Exercise task:
Copy every line of the data that contains the string "自动挂载磁盘".

Data in this exercise:
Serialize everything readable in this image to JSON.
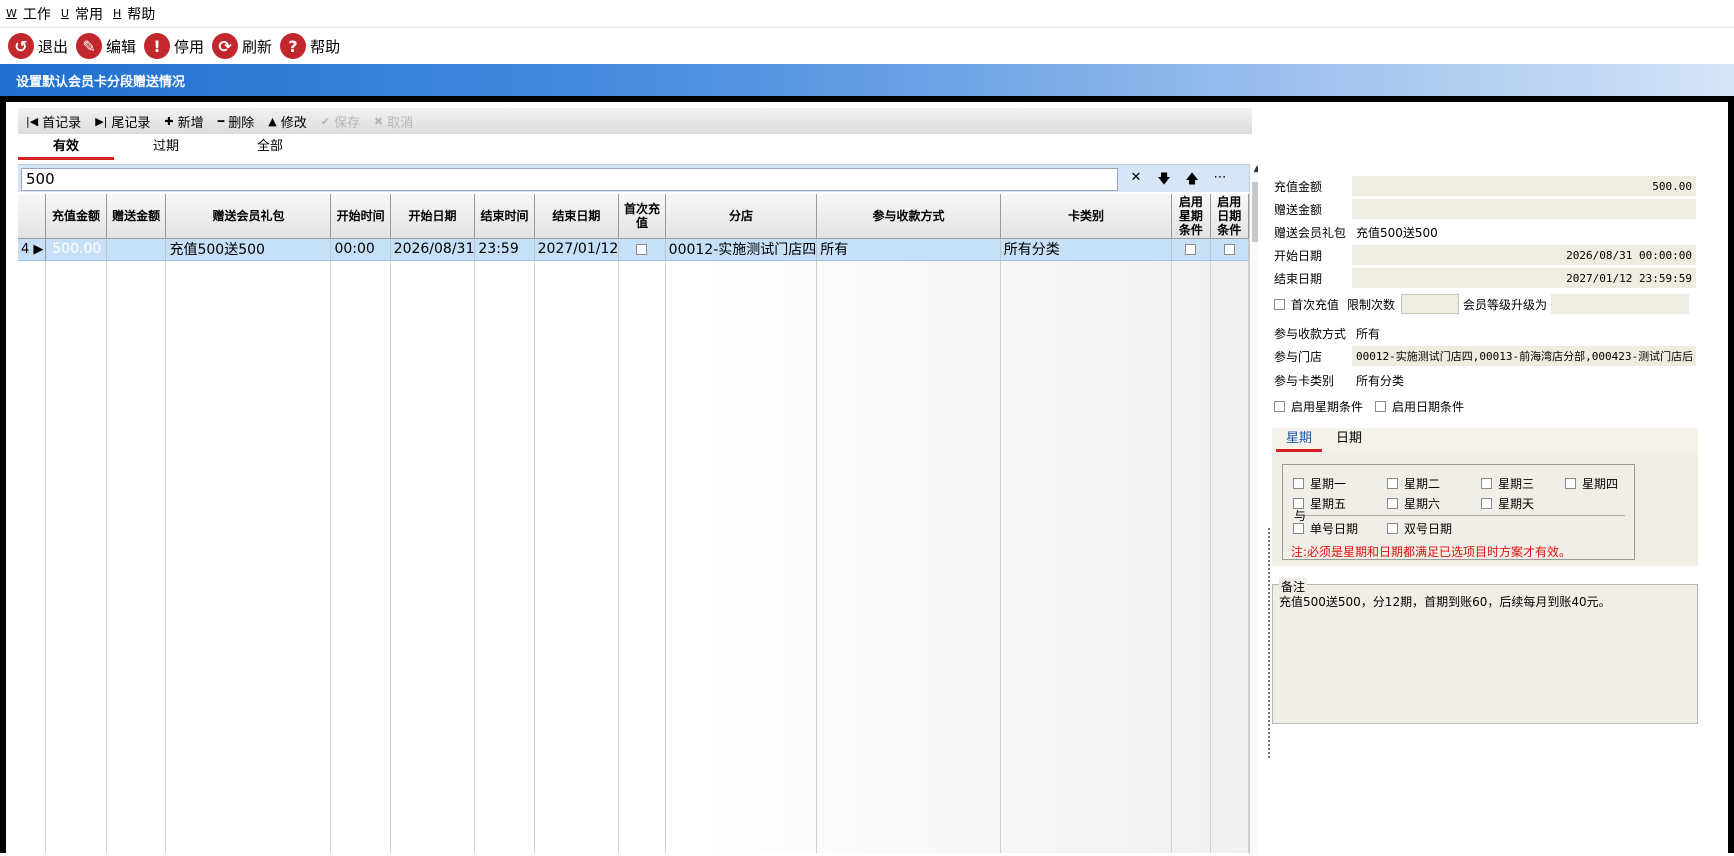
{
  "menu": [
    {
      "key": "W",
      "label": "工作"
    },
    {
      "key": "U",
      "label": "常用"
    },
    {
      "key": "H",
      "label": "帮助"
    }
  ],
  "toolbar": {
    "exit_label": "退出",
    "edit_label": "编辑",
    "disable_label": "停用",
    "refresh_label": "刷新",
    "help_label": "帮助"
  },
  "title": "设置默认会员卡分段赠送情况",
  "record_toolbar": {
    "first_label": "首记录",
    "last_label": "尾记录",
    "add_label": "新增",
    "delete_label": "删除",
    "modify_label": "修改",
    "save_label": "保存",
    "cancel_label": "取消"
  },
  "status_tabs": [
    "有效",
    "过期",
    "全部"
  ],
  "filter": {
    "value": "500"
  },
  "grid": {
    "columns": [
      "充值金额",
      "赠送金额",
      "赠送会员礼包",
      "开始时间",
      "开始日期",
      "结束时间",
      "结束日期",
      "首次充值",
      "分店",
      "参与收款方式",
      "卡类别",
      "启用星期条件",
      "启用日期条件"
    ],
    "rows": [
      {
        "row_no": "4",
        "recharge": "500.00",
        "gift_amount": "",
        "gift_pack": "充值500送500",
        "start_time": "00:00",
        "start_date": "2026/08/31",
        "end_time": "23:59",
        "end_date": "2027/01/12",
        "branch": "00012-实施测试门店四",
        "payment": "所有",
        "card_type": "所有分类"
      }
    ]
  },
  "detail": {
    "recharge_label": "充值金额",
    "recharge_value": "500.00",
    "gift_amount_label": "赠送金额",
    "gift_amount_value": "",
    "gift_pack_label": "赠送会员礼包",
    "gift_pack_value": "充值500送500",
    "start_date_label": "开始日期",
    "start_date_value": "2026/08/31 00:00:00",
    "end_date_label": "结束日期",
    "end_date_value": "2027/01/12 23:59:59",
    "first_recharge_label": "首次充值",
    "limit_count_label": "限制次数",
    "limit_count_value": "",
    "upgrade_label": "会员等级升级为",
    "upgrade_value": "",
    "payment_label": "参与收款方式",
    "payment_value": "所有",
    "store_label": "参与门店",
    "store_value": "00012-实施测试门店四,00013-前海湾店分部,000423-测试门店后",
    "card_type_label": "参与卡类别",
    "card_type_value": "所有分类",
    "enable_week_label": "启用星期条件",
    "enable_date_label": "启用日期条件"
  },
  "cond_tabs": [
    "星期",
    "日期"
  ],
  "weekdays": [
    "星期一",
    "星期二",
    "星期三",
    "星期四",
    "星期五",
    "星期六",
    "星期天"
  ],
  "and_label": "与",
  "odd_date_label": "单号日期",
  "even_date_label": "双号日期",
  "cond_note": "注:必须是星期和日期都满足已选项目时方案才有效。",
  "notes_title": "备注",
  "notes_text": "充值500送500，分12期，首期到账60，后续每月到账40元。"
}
---
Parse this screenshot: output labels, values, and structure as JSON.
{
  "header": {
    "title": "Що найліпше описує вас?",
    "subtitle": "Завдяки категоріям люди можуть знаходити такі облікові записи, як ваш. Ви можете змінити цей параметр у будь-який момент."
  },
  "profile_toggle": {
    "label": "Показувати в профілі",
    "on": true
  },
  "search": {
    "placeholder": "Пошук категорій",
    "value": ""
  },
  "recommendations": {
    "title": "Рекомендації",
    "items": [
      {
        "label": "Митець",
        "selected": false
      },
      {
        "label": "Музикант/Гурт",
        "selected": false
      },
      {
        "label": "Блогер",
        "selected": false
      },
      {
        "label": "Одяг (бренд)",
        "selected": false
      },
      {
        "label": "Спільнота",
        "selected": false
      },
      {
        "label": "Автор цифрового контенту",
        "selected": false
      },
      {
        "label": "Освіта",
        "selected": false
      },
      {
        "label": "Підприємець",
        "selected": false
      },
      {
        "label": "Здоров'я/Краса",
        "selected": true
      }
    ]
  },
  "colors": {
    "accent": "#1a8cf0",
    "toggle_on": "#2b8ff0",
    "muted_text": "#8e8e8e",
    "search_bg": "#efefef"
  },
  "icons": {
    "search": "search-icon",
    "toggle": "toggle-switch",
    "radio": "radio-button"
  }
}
==
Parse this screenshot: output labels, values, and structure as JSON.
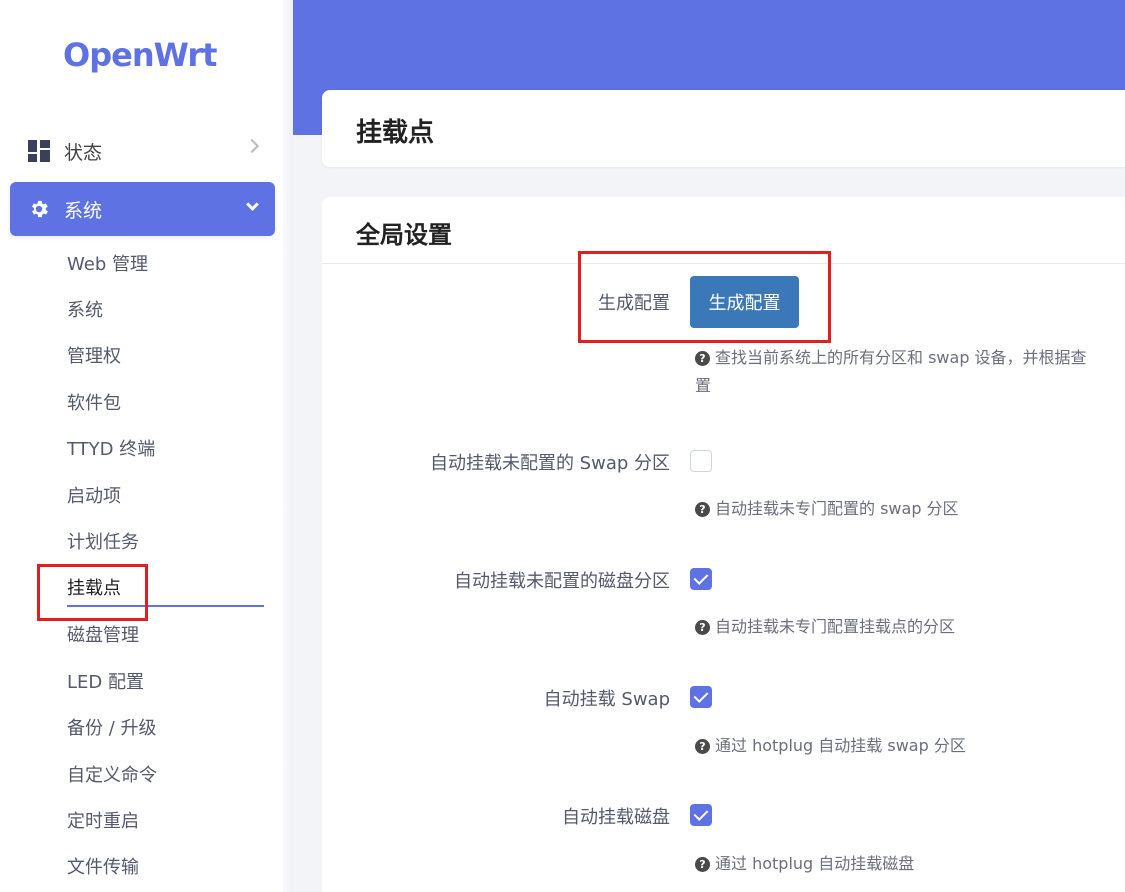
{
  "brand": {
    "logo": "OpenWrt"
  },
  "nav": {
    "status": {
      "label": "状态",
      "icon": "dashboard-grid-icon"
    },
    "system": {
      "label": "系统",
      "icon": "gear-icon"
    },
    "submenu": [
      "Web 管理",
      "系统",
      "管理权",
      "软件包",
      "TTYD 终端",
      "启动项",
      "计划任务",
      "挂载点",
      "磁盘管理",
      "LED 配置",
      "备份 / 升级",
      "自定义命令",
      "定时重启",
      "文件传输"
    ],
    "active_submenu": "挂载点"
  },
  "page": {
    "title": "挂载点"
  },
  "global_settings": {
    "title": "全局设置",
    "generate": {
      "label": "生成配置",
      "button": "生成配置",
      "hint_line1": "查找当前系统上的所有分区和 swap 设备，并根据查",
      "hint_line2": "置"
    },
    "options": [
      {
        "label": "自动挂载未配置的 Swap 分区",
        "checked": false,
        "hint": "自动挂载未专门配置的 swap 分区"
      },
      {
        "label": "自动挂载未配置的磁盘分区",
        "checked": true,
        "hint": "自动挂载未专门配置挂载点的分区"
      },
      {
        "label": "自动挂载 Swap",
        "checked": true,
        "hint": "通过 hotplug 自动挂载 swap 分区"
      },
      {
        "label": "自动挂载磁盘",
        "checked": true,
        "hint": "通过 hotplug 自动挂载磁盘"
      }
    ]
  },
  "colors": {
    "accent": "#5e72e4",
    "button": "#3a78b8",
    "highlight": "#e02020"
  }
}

Worked answer:
        "label": "自动挂载磁盘",
        "hint": "通过 hotplug 自动挂载磁盘"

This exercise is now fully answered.